(Dataset listings of figures)

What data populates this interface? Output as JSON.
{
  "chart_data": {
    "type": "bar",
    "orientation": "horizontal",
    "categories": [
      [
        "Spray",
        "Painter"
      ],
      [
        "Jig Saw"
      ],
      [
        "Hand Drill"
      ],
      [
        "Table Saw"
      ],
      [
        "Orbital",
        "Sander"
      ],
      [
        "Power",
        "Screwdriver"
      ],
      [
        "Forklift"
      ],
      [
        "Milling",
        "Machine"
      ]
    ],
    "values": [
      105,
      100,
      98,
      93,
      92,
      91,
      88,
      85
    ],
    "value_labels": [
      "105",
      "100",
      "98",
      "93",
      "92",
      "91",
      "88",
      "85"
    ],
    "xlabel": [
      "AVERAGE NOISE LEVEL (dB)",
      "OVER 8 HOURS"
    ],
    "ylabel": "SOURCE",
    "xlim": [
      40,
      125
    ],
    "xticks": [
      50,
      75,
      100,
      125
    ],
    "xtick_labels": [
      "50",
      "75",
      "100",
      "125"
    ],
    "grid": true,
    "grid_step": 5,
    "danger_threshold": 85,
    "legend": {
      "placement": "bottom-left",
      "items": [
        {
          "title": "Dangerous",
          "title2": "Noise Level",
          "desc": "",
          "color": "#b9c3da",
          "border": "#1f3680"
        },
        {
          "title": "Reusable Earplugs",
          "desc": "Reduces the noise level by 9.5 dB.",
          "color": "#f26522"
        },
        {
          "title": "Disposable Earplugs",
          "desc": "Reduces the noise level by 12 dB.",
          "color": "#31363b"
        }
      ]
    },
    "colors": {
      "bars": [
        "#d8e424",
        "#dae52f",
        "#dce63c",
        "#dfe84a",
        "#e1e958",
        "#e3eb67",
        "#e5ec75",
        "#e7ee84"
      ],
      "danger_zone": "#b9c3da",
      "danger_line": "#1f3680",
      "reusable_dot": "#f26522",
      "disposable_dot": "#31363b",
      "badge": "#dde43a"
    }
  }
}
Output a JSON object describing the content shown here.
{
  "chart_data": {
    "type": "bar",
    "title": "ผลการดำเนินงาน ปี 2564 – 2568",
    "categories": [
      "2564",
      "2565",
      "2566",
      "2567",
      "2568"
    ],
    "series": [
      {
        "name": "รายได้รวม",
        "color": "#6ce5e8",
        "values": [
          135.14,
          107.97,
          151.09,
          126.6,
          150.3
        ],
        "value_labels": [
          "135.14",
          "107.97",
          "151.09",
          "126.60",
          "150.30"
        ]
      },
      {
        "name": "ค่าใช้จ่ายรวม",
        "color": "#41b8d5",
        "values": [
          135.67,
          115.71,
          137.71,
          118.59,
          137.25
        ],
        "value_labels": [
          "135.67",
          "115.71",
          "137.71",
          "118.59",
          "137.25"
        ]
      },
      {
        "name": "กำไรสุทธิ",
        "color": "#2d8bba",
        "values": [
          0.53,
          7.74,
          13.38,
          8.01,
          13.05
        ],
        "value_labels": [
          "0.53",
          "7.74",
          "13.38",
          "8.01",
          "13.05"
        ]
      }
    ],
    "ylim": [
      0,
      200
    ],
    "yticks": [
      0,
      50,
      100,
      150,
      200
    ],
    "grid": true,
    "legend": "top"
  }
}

Your instructions: Locate "Output a JSON" in the material, then quote the line that contains it and all lines after it through the final one.

Reply to the task:
Output a JSON object describing the content shown here.
{
  "chart_data": {
    "type": "bar",
    "title": "ผลการดำเนินงาน ปี 2564 – 2568",
    "categories": [
      "2564",
      "2565",
      "2566",
      "2567",
      "2568"
    ],
    "series": [
      {
        "name": "รายได้รวม",
        "color": "#6ce5e8",
        "values": [
          135.14,
          107.97,
          151.09,
          126.6,
          150.3
        ],
        "value_labels": [
          "135.14",
          "107.97",
          "151.09",
          "126.60",
          "150.30"
        ]
      },
      {
        "name": "ค่าใช้จ่ายรวม",
        "color": "#41b8d5",
        "values": [
          135.67,
          115.71,
          137.71,
          118.59,
          137.25
        ],
        "value_labels": [
          "135.67",
          "115.71",
          "137.71",
          "118.59",
          "137.25"
        ]
      },
      {
        "name": "กำไรสุทธิ",
        "color": "#2d8bba",
        "values": [
          0.53,
          7.74,
          13.38,
          8.01,
          13.05
        ],
        "value_labels": [
          "0.53",
          "7.74",
          "13.38",
          "8.01",
          "13.05"
        ]
      }
    ],
    "ylim": [
      0,
      200
    ],
    "yticks": [
      0,
      50,
      100,
      150,
      200
    ],
    "grid": true,
    "legend": "top"
  }
}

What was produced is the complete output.